[start]

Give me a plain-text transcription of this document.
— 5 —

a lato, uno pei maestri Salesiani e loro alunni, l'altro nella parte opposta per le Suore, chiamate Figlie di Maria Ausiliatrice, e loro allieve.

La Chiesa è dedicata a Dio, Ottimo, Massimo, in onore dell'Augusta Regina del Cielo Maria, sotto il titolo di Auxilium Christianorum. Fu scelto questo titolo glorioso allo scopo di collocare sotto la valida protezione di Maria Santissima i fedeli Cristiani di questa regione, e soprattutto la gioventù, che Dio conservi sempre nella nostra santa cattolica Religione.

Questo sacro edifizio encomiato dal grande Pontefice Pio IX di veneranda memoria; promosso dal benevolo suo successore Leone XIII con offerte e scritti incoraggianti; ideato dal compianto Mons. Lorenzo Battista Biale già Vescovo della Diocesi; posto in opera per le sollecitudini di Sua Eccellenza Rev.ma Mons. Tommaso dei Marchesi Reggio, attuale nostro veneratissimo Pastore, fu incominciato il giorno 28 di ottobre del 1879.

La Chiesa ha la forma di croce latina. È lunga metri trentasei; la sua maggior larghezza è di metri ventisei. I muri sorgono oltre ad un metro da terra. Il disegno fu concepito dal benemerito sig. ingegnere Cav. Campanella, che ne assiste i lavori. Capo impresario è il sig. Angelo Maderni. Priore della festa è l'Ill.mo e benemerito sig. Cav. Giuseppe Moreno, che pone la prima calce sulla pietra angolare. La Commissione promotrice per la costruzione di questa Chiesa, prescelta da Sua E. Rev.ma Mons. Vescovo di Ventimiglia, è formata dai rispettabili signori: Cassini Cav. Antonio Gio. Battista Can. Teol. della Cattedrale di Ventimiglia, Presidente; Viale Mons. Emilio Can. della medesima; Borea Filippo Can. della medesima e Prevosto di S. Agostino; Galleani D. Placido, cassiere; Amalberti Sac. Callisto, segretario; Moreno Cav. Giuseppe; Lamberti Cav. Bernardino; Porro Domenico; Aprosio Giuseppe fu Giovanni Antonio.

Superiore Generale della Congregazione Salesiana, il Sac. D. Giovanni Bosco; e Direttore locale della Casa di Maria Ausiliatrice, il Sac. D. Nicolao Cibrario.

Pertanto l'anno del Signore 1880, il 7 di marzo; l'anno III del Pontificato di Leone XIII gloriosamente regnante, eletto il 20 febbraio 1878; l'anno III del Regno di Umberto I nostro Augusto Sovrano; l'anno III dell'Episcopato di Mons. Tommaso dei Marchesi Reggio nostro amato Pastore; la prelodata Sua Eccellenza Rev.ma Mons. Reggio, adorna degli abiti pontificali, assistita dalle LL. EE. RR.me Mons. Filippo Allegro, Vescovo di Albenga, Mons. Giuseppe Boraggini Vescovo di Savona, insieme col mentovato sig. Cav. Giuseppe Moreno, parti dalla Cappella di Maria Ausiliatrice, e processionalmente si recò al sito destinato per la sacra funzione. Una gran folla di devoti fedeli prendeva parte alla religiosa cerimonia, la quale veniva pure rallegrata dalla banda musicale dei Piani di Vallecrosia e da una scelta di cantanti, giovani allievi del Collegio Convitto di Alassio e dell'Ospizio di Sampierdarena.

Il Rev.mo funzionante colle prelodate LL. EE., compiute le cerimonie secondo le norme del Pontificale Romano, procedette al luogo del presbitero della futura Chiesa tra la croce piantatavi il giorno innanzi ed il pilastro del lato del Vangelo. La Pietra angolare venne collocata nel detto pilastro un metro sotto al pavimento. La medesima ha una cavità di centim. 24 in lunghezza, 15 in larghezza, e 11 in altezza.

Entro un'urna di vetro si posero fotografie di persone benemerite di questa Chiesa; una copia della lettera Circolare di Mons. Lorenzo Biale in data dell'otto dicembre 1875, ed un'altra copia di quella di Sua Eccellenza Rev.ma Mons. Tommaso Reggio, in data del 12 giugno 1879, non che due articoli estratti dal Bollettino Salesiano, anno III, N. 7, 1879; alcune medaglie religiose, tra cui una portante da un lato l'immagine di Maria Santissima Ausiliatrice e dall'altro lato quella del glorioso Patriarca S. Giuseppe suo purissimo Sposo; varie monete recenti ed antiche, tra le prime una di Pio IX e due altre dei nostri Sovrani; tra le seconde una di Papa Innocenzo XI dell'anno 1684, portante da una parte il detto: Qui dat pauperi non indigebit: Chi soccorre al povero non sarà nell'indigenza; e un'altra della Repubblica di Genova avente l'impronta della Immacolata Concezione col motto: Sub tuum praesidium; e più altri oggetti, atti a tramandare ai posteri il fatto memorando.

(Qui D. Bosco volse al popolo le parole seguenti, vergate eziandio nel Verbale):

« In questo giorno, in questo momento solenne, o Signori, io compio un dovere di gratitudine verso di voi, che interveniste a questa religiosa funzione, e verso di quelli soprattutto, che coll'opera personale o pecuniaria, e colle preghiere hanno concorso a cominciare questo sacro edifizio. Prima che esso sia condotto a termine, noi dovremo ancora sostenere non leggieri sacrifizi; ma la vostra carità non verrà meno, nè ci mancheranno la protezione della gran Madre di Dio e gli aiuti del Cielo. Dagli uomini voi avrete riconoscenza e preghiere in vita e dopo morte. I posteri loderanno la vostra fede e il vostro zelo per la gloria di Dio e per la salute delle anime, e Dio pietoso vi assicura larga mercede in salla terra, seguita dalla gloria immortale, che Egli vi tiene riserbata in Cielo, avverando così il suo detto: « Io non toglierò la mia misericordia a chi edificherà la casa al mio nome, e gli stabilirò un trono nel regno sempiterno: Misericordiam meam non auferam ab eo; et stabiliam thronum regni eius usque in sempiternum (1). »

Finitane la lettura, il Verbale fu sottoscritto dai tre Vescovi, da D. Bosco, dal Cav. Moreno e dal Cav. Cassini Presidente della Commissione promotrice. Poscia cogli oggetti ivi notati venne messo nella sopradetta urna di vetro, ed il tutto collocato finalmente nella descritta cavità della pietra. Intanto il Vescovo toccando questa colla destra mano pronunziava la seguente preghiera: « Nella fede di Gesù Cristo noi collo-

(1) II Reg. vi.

[end]

What to produce:
All of the data needs to be reproduced exactly, with no line missing.

Reply to the exercise:
Give me a plain-text transcription of this document.
— 5 —

a lato, uno pei maestri Salesiani e loro alunni, l'altro nella parte opposta per le Suore, chiamate Figlie di Maria Ausiliatrice, e loro allieve.

La Chiesa è dedicata a Dio, Ottimo, Massimo, in onore dell'Augusta Regina del Cielo Maria, sotto il titolo di Auxilium Christianorum. Fu scelto questo titolo glorioso allo scopo di collocare sotto la valida protezione di Maria Santissima i fedeli Cristiani di questa regione, e soprattutto la gioventù, che Dio conservi sempre nella nostra santa cattolica Religione.

Questo sacro edifizio encomiato dal grande Pontefice Pio IX di veneranda memoria; promosso dal benevolo suo successore Leone XIII con offerte e scritti incoraggianti; ideato dal compianto Mons. Lorenzo Battista Biale già Vescovo della Diocesi; posto in opera per le sollecitudini di Sua Eccellenza Rev.ma Mons. Tommaso dei Marchesi Reggio, attuale nostro veneratissimo Pastore, fu incominciato il giorno 28 di ottobre del 1879.

La Chiesa ha la forma di croce latina. È lunga metri trentasei; la sua maggior larghezza è di metri ventisei. I muri sorgono oltre ad un metro da terra. Il disegno fu concepito dal benemerito sig. ingegnere Cav. Campanella, che ne assiste i lavori. Capo impresario è il sig. Angelo Maderni. Priore della festa è l'Ill.mo e benemerito sig. Cav. Giuseppe Moreno, che pone la prima calce sulla pietra angolare. La Commissione promotrice per la costruzione di questa Chiesa, prescelta da Sua E. Rev.ma Mons. Vescovo di Ventimiglia, è formata dai rispettabili signori: Cassini Cav. Antonio Gio. Battista Can. Teol. della Cattedrale di Ventimiglia, Presidente; Viale Mons. Emilio Can. della medesima; Borea Filippo Can. della medesima e Prevosto di S. Agostino; Galleani D. Placido, cassiere; Amalberti Sac. Callisto, segretario; Moreno Cav. Giuseppe; Lamberti Cav. Bernardino; Porro Domenico; Aprosio Giuseppe fu Giovanni Antonio.

Superiore Generale della Congregazione Salesiana, il Sac. D. Giovanni Bosco; e Direttore locale della Casa di Maria Ausiliatrice, il Sac. D. Nicolao Cibrario.

Pertanto l'anno del Signore 1880, il 7 di marzo; l'anno III del Pontificato di Leone XIII gloriosamente regnante, eletto il 20 febbraio 1878; l'anno III del Regno di Umberto I nostro Augusto Sovrano; l'anno III dell'Episcopato di Mons. Tommaso dei Marchesi Reggio nostro amato Pastore; la prelodata Sua Eccellenza Rev.ma Mons. Reggio, adorna degli abiti pontificali, assistita dalle LL. EE. RR.me Mons. Filippo Allegro, Vescovo di Albenga, Mons. Giuseppe Boraggini Vescovo di Savona, insieme col mentovato sig. Cav. Giuseppe Moreno, parti dalla Cappella di Maria Ausiliatrice, e processionalmente si recò al sito destinato per la sacra funzione. Una gran folla di devoti fedeli prendeva parte alla religiosa cerimonia, la quale veniva pure rallegrata dalla banda musicale dei Piani di Vallecrosia e da una scelta di cantanti, giovani allievi del Collegio Convitto di Alassio e dell'Ospizio di Sampierdarena.

Il Rev.mo funzionante colle prelodate LL. EE., compiute le cerimonie secondo le norme del Pontificale Romano, procedette al luogo del presbitero della futura Chiesa tra la croce piantatavi il giorno innanzi ed il pilastro del lato del Vangelo. La Pietra angolare venne collocata nel detto pilastro un metro sotto al pavimento. La medesima ha una cavità di centim. 24 in lunghezza, 15 in larghezza, e 11 in altezza.

Entro un'urna di vetro si posero fotografie di persone benemerite di questa Chiesa; una copia della lettera Circolare di Mons. Lorenzo Biale in data dell'otto dicembre 1875, ed un'altra copia di quella di Sua Eccellenza Rev.ma Mons. Tommaso Reggio, in data del 12 giugno 1879, non che due articoli estratti dal Bollettino Salesiano, anno III, N. 7, 1879; alcune medaglie religiose, tra cui una portante da un lato l'immagine di Maria Santissima Ausiliatrice e dall'altro lato quella del glorioso Patriarca S. Giuseppe suo purissimo Sposo; varie monete recenti ed antiche, tra le prime una di Pio IX e due altre dei nostri Sovrani; tra le seconde una di Papa Innocenzo XI dell'anno 1684, portante da una parte il detto: Qui dat pauperi non indigebit: Chi soccorre al povero non sarà nell'indigenza; e un'altra della Repubblica di Genova avente l'impronta della Immacolata Concezione col motto: Sub tuum praesidium; e più altri oggetti, atti a tramandare ai posteri il fatto memorando.

(Qui D. Bosco volse al popolo le parole seguenti, vergate eziandio nel Verbale):

« In questo giorno, in questo momento solenne, o Signori, io compio un dovere di gratitudine verso di voi, che interveniste a questa religiosa funzione, e verso di quelli soprattutto, che coll'opera personale o pecuniaria, e colle preghiere hanno concorso a cominciare questo sacro edifizio. Prima che esso sia condotto a termine, noi dovremo ancora sostenere non leggieri sacrifizi; ma la vostra carità non verrà meno, nè ci mancheranno la protezione della gran Madre di Dio e gli aiuti del Cielo. Dagli uomini voi avrete riconoscenza e preghiere in vita e dopo morte. I posteri loderanno la vostra fede e il vostro zelo per la gloria di Dio e per la salute delle anime, e Dio pietoso vi assicura larga mercede in salla terra, seguita dalla gloria immortale, che Egli vi tiene riserbata in Cielo, avverando così il suo detto: « Io non toglierò la mia misericordia a chi edificherà la casa al mio nome, e gli stabilirò un trono nel regno sempiterno: Misericordiam meam non auferam ab eo; et stabiliam thronum regni eius usque in sempiternum (1). »

Finitane la lettura, il Verbale fu sottoscritto dai tre Vescovi, da D. Bosco, dal Cav. Moreno e dal Cav. Cassini Presidente della Commissione promotrice. Poscia cogli oggetti ivi notati venne messo nella sopradetta urna di vetro, ed il tutto collocato finalmente nella descritta cavità della pietra. Intanto il Vescovo toccando questa colla destra mano pronunziava la seguente preghiera: « Nella fede di Gesù Cristo noi collo-

(1) II Reg. vi.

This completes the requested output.